WORK TO DO:
Extract from the listing each line in which the word "Live" appears.

--- start ---

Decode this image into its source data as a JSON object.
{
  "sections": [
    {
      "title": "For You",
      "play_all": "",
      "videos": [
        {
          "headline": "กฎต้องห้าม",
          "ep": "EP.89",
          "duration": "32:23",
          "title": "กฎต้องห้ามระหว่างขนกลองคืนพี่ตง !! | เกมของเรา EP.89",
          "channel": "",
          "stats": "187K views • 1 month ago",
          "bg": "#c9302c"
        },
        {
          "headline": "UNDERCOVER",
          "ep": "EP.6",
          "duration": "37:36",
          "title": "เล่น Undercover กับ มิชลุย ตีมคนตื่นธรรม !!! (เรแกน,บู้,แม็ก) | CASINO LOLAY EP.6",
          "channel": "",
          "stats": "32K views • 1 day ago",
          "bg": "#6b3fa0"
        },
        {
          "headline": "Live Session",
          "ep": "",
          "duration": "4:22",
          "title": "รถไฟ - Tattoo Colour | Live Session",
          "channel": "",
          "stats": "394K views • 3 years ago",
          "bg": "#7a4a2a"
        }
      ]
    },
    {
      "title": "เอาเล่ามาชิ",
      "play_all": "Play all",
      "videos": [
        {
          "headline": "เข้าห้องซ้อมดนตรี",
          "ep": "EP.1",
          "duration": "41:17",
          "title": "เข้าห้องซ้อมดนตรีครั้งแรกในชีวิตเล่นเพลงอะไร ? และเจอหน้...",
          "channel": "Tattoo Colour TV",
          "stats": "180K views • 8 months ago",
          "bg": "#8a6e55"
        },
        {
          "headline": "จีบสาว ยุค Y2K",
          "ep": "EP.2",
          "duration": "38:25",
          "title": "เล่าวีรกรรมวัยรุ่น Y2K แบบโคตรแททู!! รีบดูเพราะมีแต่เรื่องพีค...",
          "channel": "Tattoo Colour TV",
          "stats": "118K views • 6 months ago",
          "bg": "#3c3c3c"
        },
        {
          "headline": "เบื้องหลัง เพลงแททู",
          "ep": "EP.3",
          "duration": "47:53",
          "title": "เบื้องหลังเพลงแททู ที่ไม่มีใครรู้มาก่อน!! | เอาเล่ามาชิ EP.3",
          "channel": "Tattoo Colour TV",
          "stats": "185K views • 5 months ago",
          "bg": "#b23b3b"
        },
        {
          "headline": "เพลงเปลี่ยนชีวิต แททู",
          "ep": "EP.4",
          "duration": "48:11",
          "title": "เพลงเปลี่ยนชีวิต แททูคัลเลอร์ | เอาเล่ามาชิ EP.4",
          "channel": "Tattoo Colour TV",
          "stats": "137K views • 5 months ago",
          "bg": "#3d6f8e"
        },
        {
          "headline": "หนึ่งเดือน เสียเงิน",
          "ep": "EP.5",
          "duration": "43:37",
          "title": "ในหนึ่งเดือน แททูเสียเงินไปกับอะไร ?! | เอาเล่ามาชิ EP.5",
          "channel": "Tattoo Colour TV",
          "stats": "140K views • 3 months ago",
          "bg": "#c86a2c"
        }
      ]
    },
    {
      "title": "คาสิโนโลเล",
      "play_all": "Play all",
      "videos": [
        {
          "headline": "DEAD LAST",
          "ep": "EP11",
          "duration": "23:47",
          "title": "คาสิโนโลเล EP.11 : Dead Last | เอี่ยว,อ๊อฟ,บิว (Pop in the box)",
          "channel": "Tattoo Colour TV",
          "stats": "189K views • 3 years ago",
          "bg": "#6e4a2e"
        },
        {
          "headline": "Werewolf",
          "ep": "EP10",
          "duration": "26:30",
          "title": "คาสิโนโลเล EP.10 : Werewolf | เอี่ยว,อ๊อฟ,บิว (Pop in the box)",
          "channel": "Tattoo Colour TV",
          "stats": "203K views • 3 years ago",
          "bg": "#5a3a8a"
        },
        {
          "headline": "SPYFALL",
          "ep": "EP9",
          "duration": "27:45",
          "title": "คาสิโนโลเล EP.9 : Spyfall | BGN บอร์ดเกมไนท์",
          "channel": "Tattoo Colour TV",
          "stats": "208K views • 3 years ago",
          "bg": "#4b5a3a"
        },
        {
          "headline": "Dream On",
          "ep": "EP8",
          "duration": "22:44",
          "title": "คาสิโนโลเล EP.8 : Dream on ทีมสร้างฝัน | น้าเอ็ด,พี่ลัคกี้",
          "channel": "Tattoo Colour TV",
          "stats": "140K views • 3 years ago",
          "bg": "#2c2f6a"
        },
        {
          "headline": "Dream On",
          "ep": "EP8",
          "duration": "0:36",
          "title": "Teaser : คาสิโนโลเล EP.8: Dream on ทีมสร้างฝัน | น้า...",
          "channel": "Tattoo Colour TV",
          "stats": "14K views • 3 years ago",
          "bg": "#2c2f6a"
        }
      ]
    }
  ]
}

--- end ---

EXERCISE OUTPUT:
          "headline": "Live Session",
          "title": "รถไฟ - Tattoo Colour | Live Session",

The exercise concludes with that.